* [The task] Reproduce the lines of the records verbatim, beginning with the line that contains "minimize-button[interactable] [868,11,914,41]" and ending after the line that contains "clear-icon [593,136,607,150]". Include both of those lines.
===
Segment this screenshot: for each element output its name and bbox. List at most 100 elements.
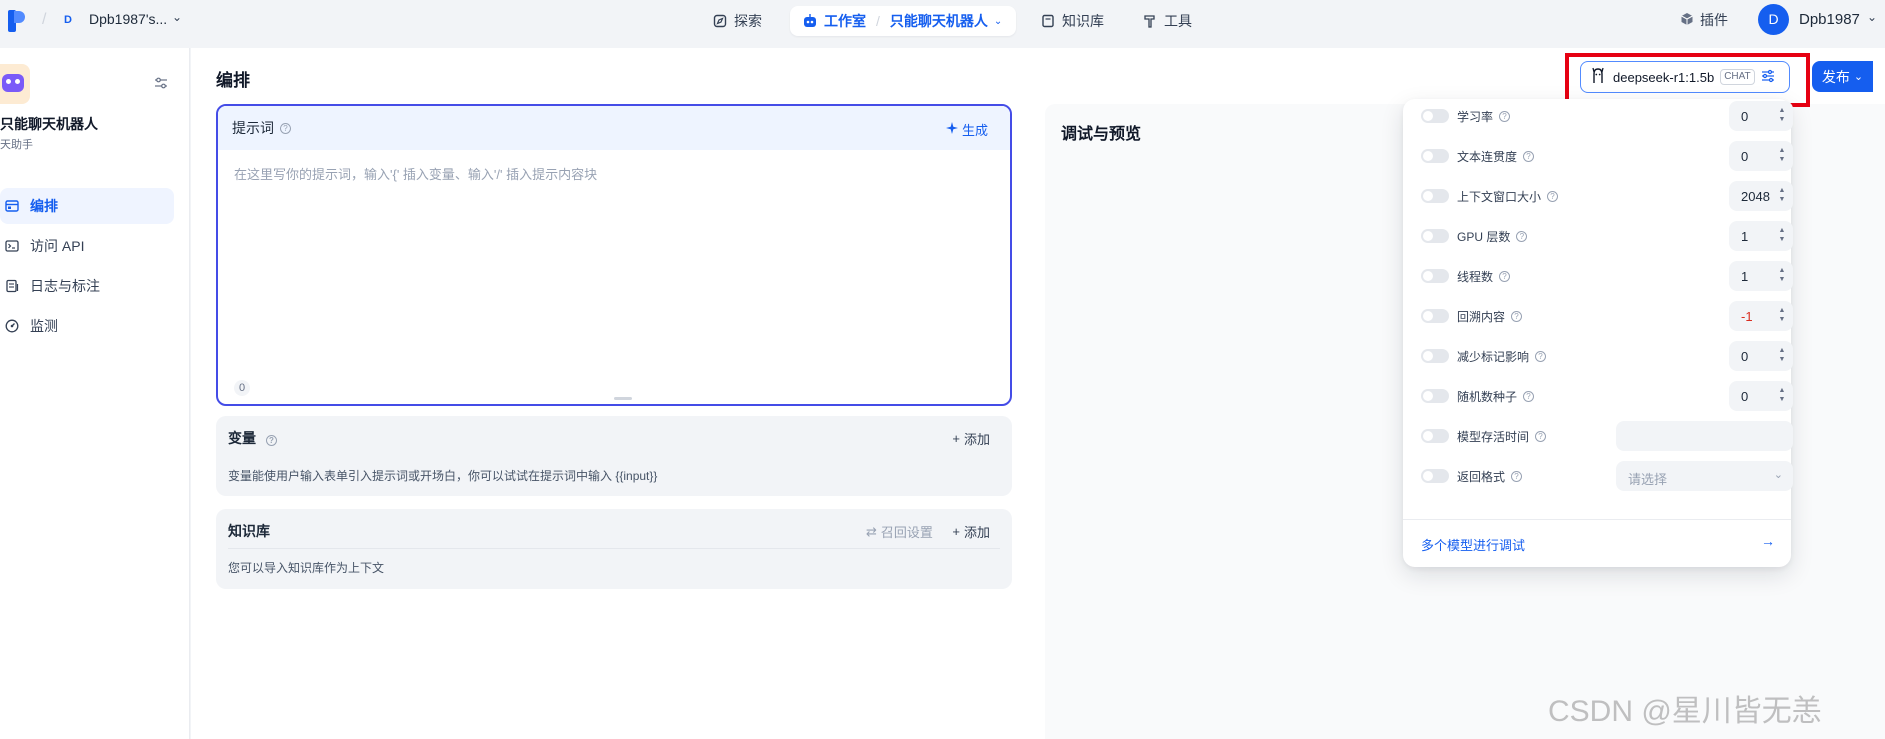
param-number-input[interactable]: 0 ▲ ▼ xyxy=(1729,381,1793,411)
nav-studio[interactable]: 工作室 / 只能聊天机器人 ⌄ xyxy=(790,6,1016,36)
param-toggle[interactable] xyxy=(1421,149,1449,163)
param-value[interactable]: 1 xyxy=(1741,269,1748,284)
param-toggle[interactable] xyxy=(1421,389,1449,403)
resize-handle[interactable] xyxy=(614,397,632,400)
param-value[interactable]: 0 xyxy=(1741,149,1748,164)
plus-icon: + xyxy=(952,524,960,539)
user-name[interactable]: Dpb1987 xyxy=(1799,11,1860,28)
param-number-input[interactable]: 2048 ▲ ▼ xyxy=(1729,181,1793,211)
nav-knowledge-label: 知识库 xyxy=(1062,13,1104,29)
help-icon[interactable]: ? xyxy=(280,122,291,134)
help-icon[interactable]: ? xyxy=(1511,471,1523,482)
help-icon[interactable]: ? xyxy=(1511,311,1523,322)
param-value[interactable]: -1 xyxy=(1741,309,1753,324)
stepper-icon[interactable]: ▲ ▼ xyxy=(1777,266,1787,284)
param-number-input[interactable]: 0 ▲ ▼ xyxy=(1729,341,1793,371)
chevron-down-icon[interactable]: ⌄ xyxy=(994,16,1002,27)
user-avatar[interactable]: D xyxy=(1758,4,1789,35)
param-value[interactable]: 1 xyxy=(1741,229,1748,244)
param-toggle[interactable] xyxy=(1421,269,1449,283)
stepper-icon[interactable]: ▲ ▼ xyxy=(1777,226,1787,244)
nav-tools[interactable]: 工具 xyxy=(1142,6,1192,36)
breadcrumb-separator: / xyxy=(42,11,47,28)
workspace-name[interactable]: Dpb1987's... xyxy=(89,11,167,27)
param-label: 上下文窗口大小? xyxy=(1457,188,1559,205)
param-row: 模型存活时间? xyxy=(1421,421,1793,451)
param-row: 线程数? 1 ▲ ▼ xyxy=(1421,261,1793,291)
sidebar-item-label: 监测 xyxy=(30,318,58,334)
help-icon[interactable]: ? xyxy=(1523,151,1535,162)
param-value[interactable]: 2048 xyxy=(1741,189,1770,204)
add-label: 添加 xyxy=(963,525,990,540)
nav-knowledge[interactable]: 知识库 xyxy=(1040,6,1104,36)
sidebar-settings-icon[interactable] xyxy=(154,76,170,92)
generate-button[interactable]: 生成 xyxy=(945,120,988,139)
param-number-input[interactable]: 1 ▲ ▼ xyxy=(1729,221,1793,251)
param-text-input[interactable] xyxy=(1616,421,1793,451)
sidebar-item-label: 访问 API xyxy=(30,238,85,254)
page-title: 编排 xyxy=(216,71,250,90)
workspace-avatar[interactable]: D xyxy=(60,12,76,28)
param-toggle[interactable] xyxy=(1421,429,1449,443)
prompt-input[interactable]: 在这里写你的提示词，输入'{' 插入变量、输入'/' 插入提示内容块 xyxy=(234,164,597,183)
stepper-icon[interactable]: ▲ ▼ xyxy=(1777,106,1787,124)
variables-title-text: 变量 xyxy=(228,430,256,446)
multi-model-debug-link[interactable]: 多个模型进行调试 xyxy=(1421,535,1525,554)
recall-settings-button[interactable]: ⇄ 召回设置 xyxy=(866,522,933,541)
param-value[interactable]: 0 xyxy=(1741,109,1748,124)
stepper-icon[interactable]: ▲ ▼ xyxy=(1777,146,1787,164)
app-robot-avatar xyxy=(0,64,30,104)
param-toggle[interactable] xyxy=(1421,229,1449,243)
param-number-input[interactable]: -1 ▲ ▼ xyxy=(1729,301,1793,331)
param-value[interactable]: 0 xyxy=(1741,389,1748,404)
plugins-button[interactable]: 插件 xyxy=(1680,10,1728,30)
param-select[interactable]: 请选择 ⌄ xyxy=(1616,461,1793,491)
param-value[interactable]: 0 xyxy=(1741,349,1748,364)
help-icon[interactable]: ? xyxy=(1547,191,1559,202)
knowledge-card: 知识库 ⇄ 召回设置 + 添加 您可以导入知识库作为上下文 xyxy=(216,509,1012,589)
publish-label: 发布 xyxy=(1821,68,1850,85)
chevron-down-icon[interactable]: ⌄ xyxy=(1867,10,1877,24)
param-toggle[interactable] xyxy=(1421,109,1449,123)
param-number-input[interactable]: 1 ▲ ▼ xyxy=(1729,261,1793,291)
add-knowledge-button[interactable]: + 添加 xyxy=(952,522,990,541)
arrow-right-icon[interactable]: → xyxy=(1761,533,1775,549)
param-number-input[interactable]: 0 ▲ ▼ xyxy=(1729,141,1793,171)
hammer-icon xyxy=(1142,13,1158,29)
param-number-input[interactable]: 0 ▲ ▼ xyxy=(1729,101,1793,131)
sidebar-item-api[interactable]: 访问 API xyxy=(0,228,174,264)
sparkle-icon xyxy=(945,122,958,137)
param-toggle[interactable] xyxy=(1421,469,1449,483)
param-label: 线程数? xyxy=(1457,268,1511,285)
add-variable-button[interactable]: + 添加 xyxy=(952,429,990,448)
param-row: 文本连贯度? 0 ▲ ▼ xyxy=(1421,141,1793,171)
stepper-icon[interactable]: ▲ ▼ xyxy=(1777,186,1787,204)
nav-explore[interactable]: 探索 xyxy=(712,6,762,36)
prompt-header: 提示词 ? xyxy=(218,106,1010,150)
stepper-icon[interactable]: ▲ ▼ xyxy=(1777,306,1787,324)
param-label-text: 学习率 xyxy=(1457,110,1494,124)
sidebar-item-logs[interactable]: 日志与标注 xyxy=(0,268,174,304)
sidebar-item-orchestrate[interactable]: 编排 xyxy=(0,188,174,224)
help-icon[interactable]: ? xyxy=(1535,351,1547,362)
recall-settings-label: 召回设置 xyxy=(880,525,933,540)
stepper-icon[interactable]: ▲ ▼ xyxy=(1777,346,1787,364)
help-icon[interactable]: ? xyxy=(265,435,277,446)
param-toggle[interactable] xyxy=(1421,189,1449,203)
current-app-name[interactable]: 只能聊天机器人 xyxy=(890,11,988,31)
help-icon[interactable]: ? xyxy=(1535,431,1547,442)
help-icon[interactable]: ? xyxy=(1499,271,1511,282)
param-toggle[interactable] xyxy=(1421,349,1449,363)
stepper-icon[interactable]: ▲ ▼ xyxy=(1777,386,1787,404)
dify-logo[interactable] xyxy=(8,10,28,32)
sidebar-item-monitor[interactable]: 监测 xyxy=(0,308,174,344)
help-icon[interactable]: ? xyxy=(1499,111,1511,122)
param-label-text: 随机数种子 xyxy=(1457,390,1518,404)
param-toggle[interactable] xyxy=(1421,309,1449,323)
help-icon[interactable]: ? xyxy=(1523,391,1535,402)
chevron-down-icon[interactable]: ⌄ xyxy=(172,10,182,24)
publish-button[interactable]: 发布 ⌄ xyxy=(1812,61,1873,92)
help-icon[interactable]: ? xyxy=(1516,231,1528,242)
param-row: GPU 层数? 1 ▲ ▼ xyxy=(1421,221,1793,251)
prompt-editor[interactable]: 提示词 ? 生成 在这里写你的提示词，输入'{' 插入变量、输入'/' 插入提示… xyxy=(216,104,1012,406)
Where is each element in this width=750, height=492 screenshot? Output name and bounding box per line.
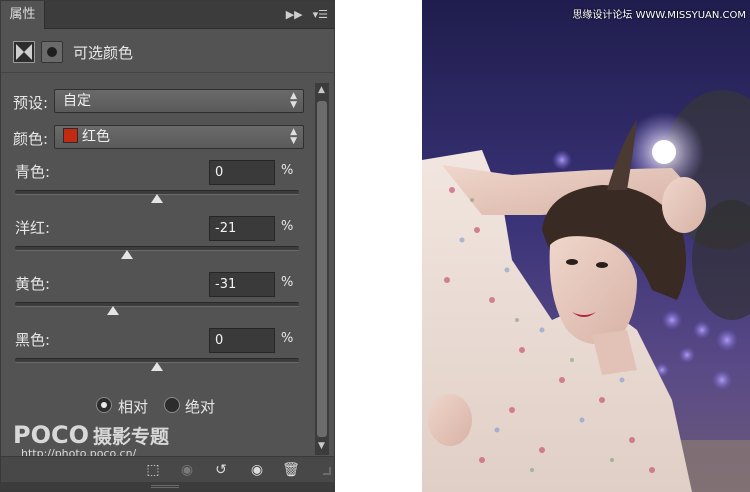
poco-watermark-logo: POCO 摄影专题 xyxy=(13,421,169,449)
scroll-up-icon[interactable]: ▲ xyxy=(318,85,325,95)
preset-select[interactable]: 自定 ▲ ▼ xyxy=(54,89,304,113)
slider-label: 黄色: xyxy=(15,275,51,293)
slider-thumb[interactable] xyxy=(106,306,119,315)
method-radio-group: 相对 绝对 xyxy=(1,394,321,418)
slider-label: 洋红: xyxy=(15,219,51,237)
visibility-eye-icon[interactable]: ◉ xyxy=(248,461,266,479)
yellow-slider-track[interactable] xyxy=(15,302,299,315)
slider-label: 黑色: xyxy=(15,331,51,349)
black-slider-track[interactable] xyxy=(15,358,299,371)
black-value-input[interactable]: 0 xyxy=(209,328,275,353)
resize-grip-icon[interactable] xyxy=(323,467,331,475)
panel-scrollbar[interactable]: ▲ ▼ xyxy=(315,83,329,455)
percent-unit: % xyxy=(281,219,294,234)
adjustment-title: 可选颜色 xyxy=(73,44,134,62)
slider-thumb[interactable] xyxy=(151,362,163,371)
cyan-slider-track[interactable] xyxy=(15,190,299,203)
percent-unit: % xyxy=(281,275,294,290)
slider-thumb[interactable] xyxy=(121,250,134,259)
watermark-logo-cn: 摄影专题 xyxy=(93,426,170,448)
percent-unit: % xyxy=(281,163,294,178)
panel-bottom-toolbar: ⬚ ◉ ↺ ◉ 🗑 xyxy=(1,456,334,482)
photo-caption-watermark: 思缘设计论坛 WWW.MISSYUAN.COM xyxy=(572,10,746,21)
scroll-down-icon[interactable]: ▼ xyxy=(318,441,325,451)
portrait-photo: 思缘设计论坛 WWW.MISSYUAN.COM xyxy=(422,0,750,492)
panel-tab-tools: ▶▶ ▾☰ xyxy=(286,5,328,25)
preset-value: 自定 xyxy=(63,93,91,109)
scroll-thumb[interactable] xyxy=(317,101,327,437)
colors-select[interactable]: 红色 ▲ ▼ xyxy=(54,125,304,149)
trash-icon[interactable]: 🗑 xyxy=(282,461,300,479)
reset-icon[interactable]: ↺ xyxy=(212,461,230,479)
percent-unit: % xyxy=(281,331,294,346)
colors-value: 红色 xyxy=(82,129,110,145)
magenta-slider-track[interactable] xyxy=(15,246,299,259)
panel-tab-bar: 属性 ▶▶ ▾☰ xyxy=(1,1,334,29)
panel-bottom-grip[interactable] xyxy=(1,482,334,491)
clip-to-layer-icon[interactable]: ⬚ xyxy=(144,461,162,479)
selective-color-adjustment-icon[interactable] xyxy=(13,41,35,63)
absolute-radio[interactable] xyxy=(164,397,180,413)
properties-panel: 属性 ▶▶ ▾☰ 可选颜色 预设: 自定 ▲ ▼ 颜色: 红色 ▲ ▼ 青色: 0 xyxy=(0,0,335,492)
cyan-value-input[interactable]: 0 xyxy=(209,160,275,185)
panel-menu-icon[interactable]: ▾☰ xyxy=(313,5,328,25)
slider-thumb[interactable] xyxy=(151,194,163,203)
tab-properties[interactable]: 属性 xyxy=(1,1,45,29)
absolute-label[interactable]: 绝对 xyxy=(185,396,215,417)
relative-label[interactable]: 相对 xyxy=(118,396,148,417)
preset-label: 预设: xyxy=(13,94,49,112)
slider-label: 青色: xyxy=(15,163,51,181)
view-previous-icon[interactable]: ◉ xyxy=(178,461,196,479)
color-swatch xyxy=(63,128,78,143)
relative-radio[interactable] xyxy=(96,397,112,413)
layer-mask-icon[interactable] xyxy=(41,41,63,63)
watermark-logo-text: POCO xyxy=(13,421,90,449)
double-chevron-right-icon[interactable]: ▶▶ xyxy=(286,5,303,25)
yellow-value-input[interactable]: -31 xyxy=(209,272,275,297)
select-arrows-icon: ▲ ▼ xyxy=(290,91,297,110)
magenta-value-input[interactable]: -21 xyxy=(209,216,275,241)
select-arrows-icon: ▲ ▼ xyxy=(290,127,297,146)
colors-label: 颜色: xyxy=(13,130,49,148)
adjustment-header: 可选颜色 xyxy=(1,31,334,73)
portrait-photo-illustration xyxy=(422,0,750,492)
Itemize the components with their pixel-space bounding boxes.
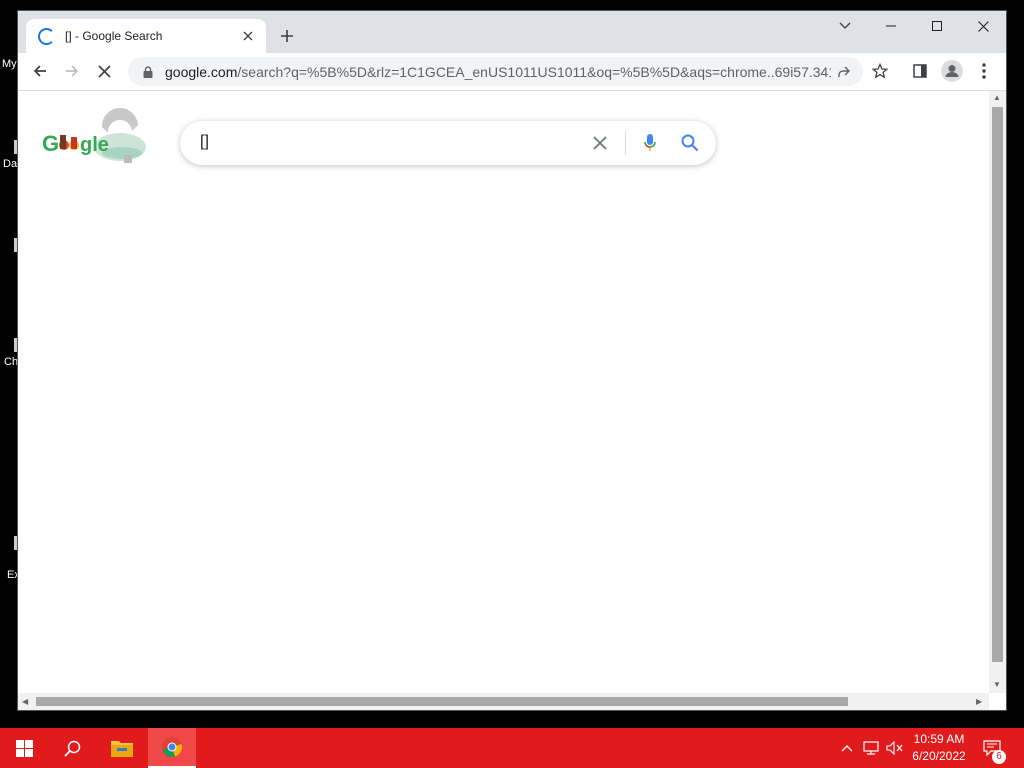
minimize-button[interactable] [868,11,914,41]
search-submit-button[interactable] [676,129,704,157]
bookmark-button[interactable] [866,57,894,85]
back-arrow-icon [33,65,46,77]
url-text[interactable]: google.com/search?q=%5B%5D&rlz=1C1GCEA_e… [165,64,831,80]
desktop-icon-fragment[interactable] [0,238,17,252]
chrome-taskbar-button[interactable] [148,728,196,768]
lock-icon[interactable] [140,64,156,80]
start-button[interactable] [0,728,48,768]
plus-icon [281,30,293,42]
clock-time: 10:59 AM [913,732,965,746]
loading-spinner-icon [38,27,55,45]
clear-icon [593,136,607,150]
address-bar[interactable]: google.com/search?q=%5B%5D&rlz=1C1GCEA_e… [128,57,863,86]
scroll-left-arrow[interactable]: ◀ [22,697,28,706]
search-input[interactable]: [] [200,133,209,151]
url-host: google.com [165,63,238,80]
horizontal-scrollbar[interactable]: ◀ ▶ [18,693,989,710]
desktop-icon-label-da[interactable]: Da [3,158,17,170]
browser-toolbar: google.com/search?q=%5B%5D&rlz=1C1GCEA_e… [18,53,1006,91]
close-icon [977,20,989,32]
clear-search-button[interactable] [586,129,614,157]
desktop-icon-fragment[interactable] [0,536,17,550]
share-icon [838,66,850,77]
network-icon [863,741,879,755]
chevron-down-icon [839,22,851,29]
close-tab-button[interactable] [238,26,258,46]
svg-text:gle: gle [80,134,109,156]
tab-search-button[interactable] [822,11,868,41]
desktop-icon-label-my[interactable]: My [2,58,17,70]
system-clock[interactable]: 10:59 AM 6/20/2022 [905,731,973,765]
url-path: /search?q=%5B%5D&rlz=1C1GCEA_enUS1011US1… [237,63,831,80]
page-content: G gle [] [18,91,989,693]
more-vert-icon [982,63,986,79]
side-panel-icon [913,64,927,78]
volume-button[interactable] [884,738,904,758]
svg-text:G: G [42,131,59,156]
clock-date: 6/20/2022 [912,749,966,763]
menu-button[interactable] [970,57,998,85]
profile-button[interactable] [938,57,966,85]
maximize-icon [932,21,942,31]
profile-icon [941,60,963,82]
chrome-icon [162,737,182,757]
desktop-icon-fragment[interactable] [0,140,17,154]
scroll-right-arrow[interactable]: ▶ [976,697,982,706]
search-icon [63,740,80,757]
minimize-icon [886,25,896,27]
star-icon [872,63,888,79]
tab-title: [] - Google Search [65,29,163,43]
scroll-down-arrow[interactable]: ▼ [993,680,1001,689]
search-divider [625,131,626,155]
scroll-up-arrow[interactable]: ▲ [993,93,1001,102]
forward-button[interactable] [58,57,86,85]
side-panel-button[interactable] [906,57,934,85]
new-tab-button[interactable] [276,25,298,47]
share-button[interactable] [831,59,857,85]
close-window-button[interactable] [960,11,1006,41]
windows-start-icon [15,739,33,757]
file-explorer-button[interactable] [98,728,146,768]
close-icon [243,31,253,41]
forward-arrow-icon [66,65,79,77]
file-explorer-icon [111,741,133,757]
vertical-scrollbar[interactable]: ▲ ▼ [989,91,1006,693]
stop-loading-button[interactable] [90,57,118,85]
stop-loading-icon [97,64,111,78]
horizontal-scroll-thumb[interactable] [36,697,848,706]
chrome-window: [] - Google Search google.com/search?q=%… [18,11,1006,710]
show-hidden-icons-button[interactable] [837,738,857,758]
voice-search-button[interactable] [636,129,664,157]
windows-taskbar: 10:59 AM 6/20/2022 [0,728,1024,768]
vertical-scroll-thumb[interactable] [992,107,1003,662]
search-icon [681,134,699,152]
search-box[interactable]: [] [180,121,716,165]
browser-tab[interactable]: [] - Google Search [26,19,266,53]
microphone-icon [644,134,656,151]
desktop-icon-fragment[interactable] [0,338,17,352]
back-button[interactable] [26,57,54,85]
notification-count-badge: 6 [992,750,1006,764]
volume-muted-icon [885,741,902,755]
maximize-button[interactable] [914,11,960,41]
chevron-up-icon [841,745,853,752]
title-bar[interactable]: [] - Google Search [18,11,1006,53]
network-button[interactable] [861,738,881,758]
google-doodle-logo[interactable]: G gle [40,107,152,167]
taskbar-search-button[interactable] [48,728,96,768]
desktop-icon-label-ch[interactable]: Ch [4,356,18,368]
===
* [The solution]
minimize-button[interactable] [868,11,914,41]
search-submit-button[interactable] [676,129,704,157]
bookmark-button[interactable] [866,57,894,85]
back-arrow-icon [33,65,46,77]
url-text[interactable]: google.com/search?q=%5B%5D&rlz=1C1GCEA_e… [165,64,831,80]
desktop-icon-fragment[interactable] [0,238,17,252]
chrome-taskbar-button[interactable] [148,728,196,768]
lock-icon[interactable] [140,64,156,80]
start-button[interactable] [0,728,48,768]
plus-icon [281,30,293,42]
clock-time: 10:59 AM [913,732,965,746]
loading-spinner-icon [38,27,55,45]
clear-icon [593,136,607,150]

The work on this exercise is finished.